— Start DATASET RECORDS —

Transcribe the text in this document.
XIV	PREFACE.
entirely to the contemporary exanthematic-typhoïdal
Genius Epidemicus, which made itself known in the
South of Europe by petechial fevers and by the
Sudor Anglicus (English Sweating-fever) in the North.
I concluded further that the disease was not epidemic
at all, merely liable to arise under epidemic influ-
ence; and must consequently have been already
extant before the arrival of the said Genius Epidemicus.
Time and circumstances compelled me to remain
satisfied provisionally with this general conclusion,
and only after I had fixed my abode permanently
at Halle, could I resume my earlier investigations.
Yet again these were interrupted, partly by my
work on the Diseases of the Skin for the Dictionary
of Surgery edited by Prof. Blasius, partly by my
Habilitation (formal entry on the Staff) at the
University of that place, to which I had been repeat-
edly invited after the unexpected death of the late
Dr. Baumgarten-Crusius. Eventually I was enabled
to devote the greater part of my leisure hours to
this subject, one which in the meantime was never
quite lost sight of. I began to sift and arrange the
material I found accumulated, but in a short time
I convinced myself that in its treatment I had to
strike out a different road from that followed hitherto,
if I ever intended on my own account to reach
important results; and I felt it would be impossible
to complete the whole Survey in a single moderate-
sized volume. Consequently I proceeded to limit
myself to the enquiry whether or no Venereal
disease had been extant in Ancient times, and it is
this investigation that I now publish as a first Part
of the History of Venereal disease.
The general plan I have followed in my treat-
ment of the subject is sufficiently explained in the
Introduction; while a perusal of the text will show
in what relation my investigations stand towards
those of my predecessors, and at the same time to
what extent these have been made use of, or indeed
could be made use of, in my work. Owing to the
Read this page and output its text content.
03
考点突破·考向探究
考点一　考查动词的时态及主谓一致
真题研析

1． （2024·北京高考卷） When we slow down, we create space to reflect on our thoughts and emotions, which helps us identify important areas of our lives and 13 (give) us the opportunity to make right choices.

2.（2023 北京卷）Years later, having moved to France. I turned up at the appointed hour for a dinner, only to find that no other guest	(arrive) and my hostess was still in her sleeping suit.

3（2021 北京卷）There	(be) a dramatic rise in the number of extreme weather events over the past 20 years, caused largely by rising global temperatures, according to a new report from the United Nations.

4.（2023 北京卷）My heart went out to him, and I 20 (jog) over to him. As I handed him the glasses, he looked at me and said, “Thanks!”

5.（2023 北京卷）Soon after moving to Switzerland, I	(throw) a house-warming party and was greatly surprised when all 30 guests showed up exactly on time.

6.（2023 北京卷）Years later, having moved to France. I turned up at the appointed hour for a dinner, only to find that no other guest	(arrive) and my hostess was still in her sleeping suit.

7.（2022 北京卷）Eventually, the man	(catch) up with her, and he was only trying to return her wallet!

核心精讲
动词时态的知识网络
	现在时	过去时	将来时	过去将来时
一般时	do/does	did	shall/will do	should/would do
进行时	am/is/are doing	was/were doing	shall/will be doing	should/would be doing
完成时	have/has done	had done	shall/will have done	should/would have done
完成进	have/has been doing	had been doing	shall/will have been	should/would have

— End DATASET RECORDS —

## DIRECTIONS FOR THIS TASK
In the entries above, find each line with the string "sleeping" and copy it.

## SOLUTION TO THIS PROBLEM
2.（2023 北京卷）Years later, having moved to France. I turned up at the appointed hour for a dinner, only to find that no other guest	(arrive) and my hostess was still in her sleeping suit.
6.（2023 北京卷）Years later, having moved to France. I turned up at the appointed hour for a dinner, only to find that no other guest	(arrive) and my hostess was still in her sleeping suit.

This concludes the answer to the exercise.